## TASK INSTRUCTIONS
Please render the lines below as a Markdown table with the columns Row and Line, giving each line a row number and leaving out any blank lines.
--- Start of INPUT ---
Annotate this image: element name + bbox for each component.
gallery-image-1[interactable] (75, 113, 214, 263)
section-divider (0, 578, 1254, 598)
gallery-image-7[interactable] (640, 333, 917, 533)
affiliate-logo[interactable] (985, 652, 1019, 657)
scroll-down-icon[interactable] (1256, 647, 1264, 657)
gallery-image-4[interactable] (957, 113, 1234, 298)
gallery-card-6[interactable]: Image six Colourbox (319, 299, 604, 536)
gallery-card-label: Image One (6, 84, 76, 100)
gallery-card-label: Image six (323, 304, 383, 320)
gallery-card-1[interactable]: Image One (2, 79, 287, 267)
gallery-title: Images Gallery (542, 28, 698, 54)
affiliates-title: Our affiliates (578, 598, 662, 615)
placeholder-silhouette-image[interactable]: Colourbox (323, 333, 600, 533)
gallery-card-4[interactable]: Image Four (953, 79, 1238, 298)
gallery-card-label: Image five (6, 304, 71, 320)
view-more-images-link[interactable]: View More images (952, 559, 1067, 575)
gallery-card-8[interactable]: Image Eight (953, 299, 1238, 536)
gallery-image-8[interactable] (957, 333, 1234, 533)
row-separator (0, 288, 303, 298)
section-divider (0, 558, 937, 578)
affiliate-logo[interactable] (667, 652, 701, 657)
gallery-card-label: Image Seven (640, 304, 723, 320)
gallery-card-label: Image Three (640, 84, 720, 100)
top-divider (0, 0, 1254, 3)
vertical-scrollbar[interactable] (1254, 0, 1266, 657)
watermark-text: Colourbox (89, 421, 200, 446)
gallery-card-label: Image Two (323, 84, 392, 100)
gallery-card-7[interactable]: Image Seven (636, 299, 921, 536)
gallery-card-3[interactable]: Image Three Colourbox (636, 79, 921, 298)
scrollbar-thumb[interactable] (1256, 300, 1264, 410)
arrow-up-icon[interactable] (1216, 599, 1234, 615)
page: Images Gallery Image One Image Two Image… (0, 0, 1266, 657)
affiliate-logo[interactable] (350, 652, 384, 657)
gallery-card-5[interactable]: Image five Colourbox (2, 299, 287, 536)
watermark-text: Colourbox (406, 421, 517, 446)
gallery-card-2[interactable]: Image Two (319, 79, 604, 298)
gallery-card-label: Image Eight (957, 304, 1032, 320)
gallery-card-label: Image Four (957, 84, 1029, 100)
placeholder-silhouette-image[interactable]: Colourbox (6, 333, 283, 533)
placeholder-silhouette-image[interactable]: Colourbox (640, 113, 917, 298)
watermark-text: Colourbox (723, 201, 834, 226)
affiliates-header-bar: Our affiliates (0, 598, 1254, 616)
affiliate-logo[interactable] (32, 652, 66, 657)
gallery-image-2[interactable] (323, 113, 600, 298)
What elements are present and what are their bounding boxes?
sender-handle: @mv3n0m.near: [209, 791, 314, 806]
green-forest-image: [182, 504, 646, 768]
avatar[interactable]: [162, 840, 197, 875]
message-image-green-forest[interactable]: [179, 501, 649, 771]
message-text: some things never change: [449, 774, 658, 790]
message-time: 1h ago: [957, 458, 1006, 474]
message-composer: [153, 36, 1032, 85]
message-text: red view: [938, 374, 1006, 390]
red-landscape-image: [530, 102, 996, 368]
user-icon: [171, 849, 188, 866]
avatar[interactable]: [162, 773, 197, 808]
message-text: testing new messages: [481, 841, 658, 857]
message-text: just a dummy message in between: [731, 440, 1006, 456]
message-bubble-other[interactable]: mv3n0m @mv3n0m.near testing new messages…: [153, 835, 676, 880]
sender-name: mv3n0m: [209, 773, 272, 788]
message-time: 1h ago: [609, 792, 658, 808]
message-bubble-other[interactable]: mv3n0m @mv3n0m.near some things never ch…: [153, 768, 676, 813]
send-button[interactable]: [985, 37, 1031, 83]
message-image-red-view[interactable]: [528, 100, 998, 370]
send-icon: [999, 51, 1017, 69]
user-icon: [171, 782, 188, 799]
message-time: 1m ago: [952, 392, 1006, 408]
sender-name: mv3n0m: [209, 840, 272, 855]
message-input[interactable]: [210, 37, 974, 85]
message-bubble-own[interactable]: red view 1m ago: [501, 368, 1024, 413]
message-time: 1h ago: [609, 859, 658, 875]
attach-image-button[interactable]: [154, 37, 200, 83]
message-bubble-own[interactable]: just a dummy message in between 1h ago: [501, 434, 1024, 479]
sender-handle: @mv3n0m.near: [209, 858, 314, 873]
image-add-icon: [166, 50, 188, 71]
--- End of INPUT ---
## REPLY TO THE EXERCISE
| Row | Line |
|---|---|
| 1 | Annotate this image: element name + bbox for each component. |
| 2 | gallery-image-1[interactable] (75, 113, 214, 263) |
| 3 | section-divider (0, 578, 1254, 598) |
| 4 | gallery-image-7[interactable] (640, 333, 917, 533) |
| 5 | affiliate-logo[interactable] (985, 652, 1019, 657) |
| 6 | scroll-down-icon[interactable] (1256, 647, 1264, 657) |
| 7 | gallery-image-4[interactable] (957, 113, 1234, 298) |
| 8 | gallery-card-6[interactable]: Image six Colourbox (319, 299, 604, 536) |
| 9 | gallery-card-label: Image One (6, 84, 76, 100) |
| 10 | gallery-card-label: Image six (323, 304, 383, 320) |
| 11 | gallery-card-1[interactable]: Image One (2, 79, 287, 267) |
| 12 | gallery-title: Images Gallery (542, 28, 698, 54) |
| 13 | affiliates-title: Our affiliates (578, 598, 662, 615) |
| 14 | placeholder-silhouette-image[interactable]: Colourbox (323, 333, 600, 533) |
| 15 | gallery-card-4[interactable]: Image Four (953, 79, 1238, 298) |
| 16 | gallery-card-label: Image five (6, 304, 71, 320) |
| 17 | view-more-images-link[interactable]: View More images (952, 559, 1067, 575) |
| 18 | gallery-card-8[interactable]: Image Eight (953, 299, 1238, 536) |
| 19 | gallery-image-8[interactable] (957, 333, 1234, 533) |
| 20 | row-separator (0, 288, 303, 298) |
| 21 | section-divider (0, 558, 937, 578) |
| 22 | affiliate-logo[interactable] (667, 652, 701, 657) |
| 23 | gallery-card-label: Image Seven (640, 304, 723, 320) |
| 24 | gallery-card-label: Image Three (640, 84, 720, 100) |
| 25 | top-divider (0, 0, 1254, 3) |
| 26 | vertical-scrollbar[interactable] (1254, 0, 1266, 657) |
| 27 | watermark-text: Colourbox (89, 421, 200, 446) |
| 28 | gallery-card-label: Image Two (323, 84, 392, 100) |
| 29 | gallery-card-7[interactable]: Image Seven (636, 299, 921, 536) |
| 30 | gallery-card-3[interactable]: Image Three Colourbox (636, 79, 921, 298) |
| 31 | scrollbar-thumb[interactable] (1256, 300, 1264, 410) |
| 32 | arrow-up-icon[interactable] (1216, 599, 1234, 615) |
| 33 | page: Images Gallery Image One Image Two Image… (0, 0, 1266, 657) |
| 34 | affiliate-logo[interactable] (350, 652, 384, 657) |
| 35 | gallery-card-5[interactable]: Image five Colourbox (2, 299, 287, 536) |
| 36 | watermark-text: Colourbox (406, 421, 517, 446) |
| 37 | gallery-card-2[interactable]: Image Two (319, 79, 604, 298) |
| 38 | gallery-card-label: Image Eight (957, 304, 1032, 320) |
| 39 | gallery-card-label: Image Four (957, 84, 1029, 100) |
| 40 | placeholder-silhouette-image[interactable]: Colourbox (6, 333, 283, 533) |
| 41 | placeholder-silhouette-image[interactable]: Colourbox (640, 113, 917, 298) |
| 42 | watermark-text: Colourbox (723, 201, 834, 226) |
| 43 | affiliates-header-bar: Our affiliates (0, 598, 1254, 616) |
| 44 | affiliate-logo[interactable] (32, 652, 66, 657) |
| 45 | gallery-image-2[interactable] (323, 113, 600, 298) |
| 46 | What elements are present and what are their bounding boxes? |
| 47 | sender-handle: @mv3n0m.near: [209, 791, 314, 806] |
| 48 | green-forest-image: [182, 504, 646, 768] |
| 49 | avatar[interactable]: [162, 840, 197, 875] |
| 50 | message-image-green-forest[interactable]: [179, 501, 649, 771] |
| 51 | message-text: some things never change: [449, 774, 658, 790] |
| 52 | message-time: 1h ago: [957, 458, 1006, 474] |
| 53 | message-composer: [153, 36, 1032, 85] |
| 54 | message-text: red view: [938, 374, 1006, 390] |
| 55 | red-landscape-image: [530, 102, 996, 368] |
| 56 | user-icon: [171, 849, 188, 866] |
| 57 | avatar[interactable]: [162, 773, 197, 808] |
| 58 | message-text: testing new messages: [481, 841, 658, 857] |
| 59 | message-text: just a dummy message in between: [731, 440, 1006, 456] |
| 60 | message-bubble-other[interactable]: mv3n0m @mv3n0m.near testing new messages…: [153, 835, 676, 880] |
| 61 | sender-name: mv3n0m: [209, 773, 272, 788] |
| 62 | message-time: 1h ago: [609, 792, 658, 808] |
| 63 | message-bubble-other[interactable]: mv3n0m @mv3n0m.near some things never ch…: [153, 768, 676, 813] |
| 64 | send-button[interactable]: [985, 37, 1031, 83] |
| 65 | message-image-red-view[interactable]: [528, 100, 998, 370] |
| 66 | send-icon: [999, 51, 1017, 69] |
| 67 | user-icon: [171, 782, 188, 799] |
| 68 | message-time: 1m ago: [952, 392, 1006, 408] |
| 69 | sender-name: mv3n0m: [209, 840, 272, 855] |
| 70 | message-input[interactable]: [210, 37, 974, 85] |
| 71 | message-bubble-own[interactable]: red view 1m ago: [501, 368, 1024, 413] |
| 72 | message-time: 1h ago: [609, 859, 658, 875] |
| 73 | attach-image-button[interactable]: [154, 37, 200, 83] |
| 74 | message-bubble-own[interactable]: just a dummy message in between 1h ago: [501, 434, 1024, 479] |
| 75 | sender-handle: @mv3n0m.near: [209, 858, 314, 873] |
| 76 | image-add-icon: [166, 50, 188, 71] |